_What is being asked_. Filter the entries below, keeping only lines with the word "maandag".
────────────────────
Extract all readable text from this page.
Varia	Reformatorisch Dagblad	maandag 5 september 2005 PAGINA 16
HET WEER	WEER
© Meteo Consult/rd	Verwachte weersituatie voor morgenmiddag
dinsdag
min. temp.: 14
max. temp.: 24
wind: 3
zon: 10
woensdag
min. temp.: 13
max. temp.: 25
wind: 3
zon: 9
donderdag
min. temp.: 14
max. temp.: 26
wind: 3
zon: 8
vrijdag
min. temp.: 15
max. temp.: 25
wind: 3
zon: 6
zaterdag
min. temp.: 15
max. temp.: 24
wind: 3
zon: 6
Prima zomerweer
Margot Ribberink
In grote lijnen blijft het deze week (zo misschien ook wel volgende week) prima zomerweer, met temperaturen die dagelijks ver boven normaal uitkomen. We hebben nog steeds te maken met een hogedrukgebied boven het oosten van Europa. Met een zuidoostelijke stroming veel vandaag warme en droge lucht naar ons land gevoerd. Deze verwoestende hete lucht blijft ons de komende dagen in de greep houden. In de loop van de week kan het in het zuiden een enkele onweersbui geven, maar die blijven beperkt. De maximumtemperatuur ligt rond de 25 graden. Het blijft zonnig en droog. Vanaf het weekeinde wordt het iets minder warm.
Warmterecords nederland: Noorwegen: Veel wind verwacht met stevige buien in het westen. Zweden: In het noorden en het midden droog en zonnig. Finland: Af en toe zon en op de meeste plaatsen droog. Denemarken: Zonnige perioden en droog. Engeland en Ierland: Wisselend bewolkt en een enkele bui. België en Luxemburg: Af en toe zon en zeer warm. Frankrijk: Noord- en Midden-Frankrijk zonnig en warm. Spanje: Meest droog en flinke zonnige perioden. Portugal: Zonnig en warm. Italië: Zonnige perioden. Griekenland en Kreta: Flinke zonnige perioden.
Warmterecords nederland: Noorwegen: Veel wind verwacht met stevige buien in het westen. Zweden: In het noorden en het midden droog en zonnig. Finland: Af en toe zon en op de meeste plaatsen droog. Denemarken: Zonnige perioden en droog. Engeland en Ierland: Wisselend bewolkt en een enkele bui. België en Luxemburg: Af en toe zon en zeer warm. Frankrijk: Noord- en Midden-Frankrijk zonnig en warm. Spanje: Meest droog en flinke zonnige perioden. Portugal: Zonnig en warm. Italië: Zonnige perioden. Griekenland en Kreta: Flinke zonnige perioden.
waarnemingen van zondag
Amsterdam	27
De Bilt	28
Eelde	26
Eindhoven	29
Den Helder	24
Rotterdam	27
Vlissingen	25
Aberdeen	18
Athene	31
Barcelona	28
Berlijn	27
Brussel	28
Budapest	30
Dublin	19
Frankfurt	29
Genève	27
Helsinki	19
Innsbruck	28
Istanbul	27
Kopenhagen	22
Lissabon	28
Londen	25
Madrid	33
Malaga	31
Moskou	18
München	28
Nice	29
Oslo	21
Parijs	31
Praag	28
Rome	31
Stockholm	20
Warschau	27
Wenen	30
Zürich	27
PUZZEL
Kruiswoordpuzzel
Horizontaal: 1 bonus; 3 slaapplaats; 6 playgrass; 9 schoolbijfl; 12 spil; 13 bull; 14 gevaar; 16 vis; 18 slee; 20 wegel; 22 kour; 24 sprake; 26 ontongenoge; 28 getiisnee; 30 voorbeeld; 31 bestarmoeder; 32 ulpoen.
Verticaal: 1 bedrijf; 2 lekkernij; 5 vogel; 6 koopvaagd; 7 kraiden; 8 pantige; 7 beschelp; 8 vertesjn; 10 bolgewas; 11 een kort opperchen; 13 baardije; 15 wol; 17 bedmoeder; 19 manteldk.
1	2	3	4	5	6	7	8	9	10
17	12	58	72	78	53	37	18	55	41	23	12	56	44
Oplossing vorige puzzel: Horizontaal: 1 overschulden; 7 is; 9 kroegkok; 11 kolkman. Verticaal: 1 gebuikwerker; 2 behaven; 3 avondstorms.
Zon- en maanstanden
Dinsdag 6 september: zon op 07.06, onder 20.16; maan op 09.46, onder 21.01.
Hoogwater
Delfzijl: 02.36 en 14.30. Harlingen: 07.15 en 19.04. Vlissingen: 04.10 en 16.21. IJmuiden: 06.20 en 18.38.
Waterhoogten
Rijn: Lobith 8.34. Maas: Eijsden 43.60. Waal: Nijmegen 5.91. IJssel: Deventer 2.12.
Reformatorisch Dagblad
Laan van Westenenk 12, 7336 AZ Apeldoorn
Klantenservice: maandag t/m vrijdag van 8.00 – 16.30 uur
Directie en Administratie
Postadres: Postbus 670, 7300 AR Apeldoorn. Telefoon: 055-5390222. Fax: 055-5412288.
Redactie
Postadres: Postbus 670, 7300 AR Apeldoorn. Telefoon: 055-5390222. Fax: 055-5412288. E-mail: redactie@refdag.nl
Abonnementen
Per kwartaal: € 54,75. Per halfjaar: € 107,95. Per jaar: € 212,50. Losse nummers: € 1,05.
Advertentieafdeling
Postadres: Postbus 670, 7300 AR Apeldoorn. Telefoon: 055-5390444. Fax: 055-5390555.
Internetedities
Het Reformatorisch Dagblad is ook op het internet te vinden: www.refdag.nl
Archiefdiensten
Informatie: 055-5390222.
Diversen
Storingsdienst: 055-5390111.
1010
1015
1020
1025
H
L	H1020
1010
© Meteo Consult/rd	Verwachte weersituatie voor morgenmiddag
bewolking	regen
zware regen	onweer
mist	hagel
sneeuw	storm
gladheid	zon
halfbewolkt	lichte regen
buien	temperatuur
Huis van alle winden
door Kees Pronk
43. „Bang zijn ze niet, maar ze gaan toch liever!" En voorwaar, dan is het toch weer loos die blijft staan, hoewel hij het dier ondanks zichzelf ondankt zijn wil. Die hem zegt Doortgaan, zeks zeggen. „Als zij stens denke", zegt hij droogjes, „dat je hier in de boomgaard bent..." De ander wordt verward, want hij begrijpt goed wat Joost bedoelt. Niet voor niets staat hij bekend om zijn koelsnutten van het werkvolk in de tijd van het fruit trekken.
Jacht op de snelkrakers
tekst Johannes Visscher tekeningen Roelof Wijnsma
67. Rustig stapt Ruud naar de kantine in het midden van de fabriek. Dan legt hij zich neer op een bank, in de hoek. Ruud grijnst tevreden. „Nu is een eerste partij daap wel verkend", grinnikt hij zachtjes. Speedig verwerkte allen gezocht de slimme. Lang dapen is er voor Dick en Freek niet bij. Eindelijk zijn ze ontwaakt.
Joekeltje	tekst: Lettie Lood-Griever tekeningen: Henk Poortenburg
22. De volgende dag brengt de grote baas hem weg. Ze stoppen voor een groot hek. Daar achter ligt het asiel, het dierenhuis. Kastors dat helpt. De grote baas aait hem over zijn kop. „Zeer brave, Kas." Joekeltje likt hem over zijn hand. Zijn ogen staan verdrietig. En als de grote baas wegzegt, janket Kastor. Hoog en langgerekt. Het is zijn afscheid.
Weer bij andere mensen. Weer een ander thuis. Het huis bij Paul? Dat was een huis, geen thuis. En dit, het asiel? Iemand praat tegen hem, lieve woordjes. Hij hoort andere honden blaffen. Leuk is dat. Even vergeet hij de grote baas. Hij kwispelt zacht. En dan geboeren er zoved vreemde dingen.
────────────────────
_Solved exercise_.
Varia	Reformatorisch Dagblad	maandag 5 september 2005 PAGINA 16
Klantenservice: maandag t/m vrijdag van 8.00 – 16.30 uur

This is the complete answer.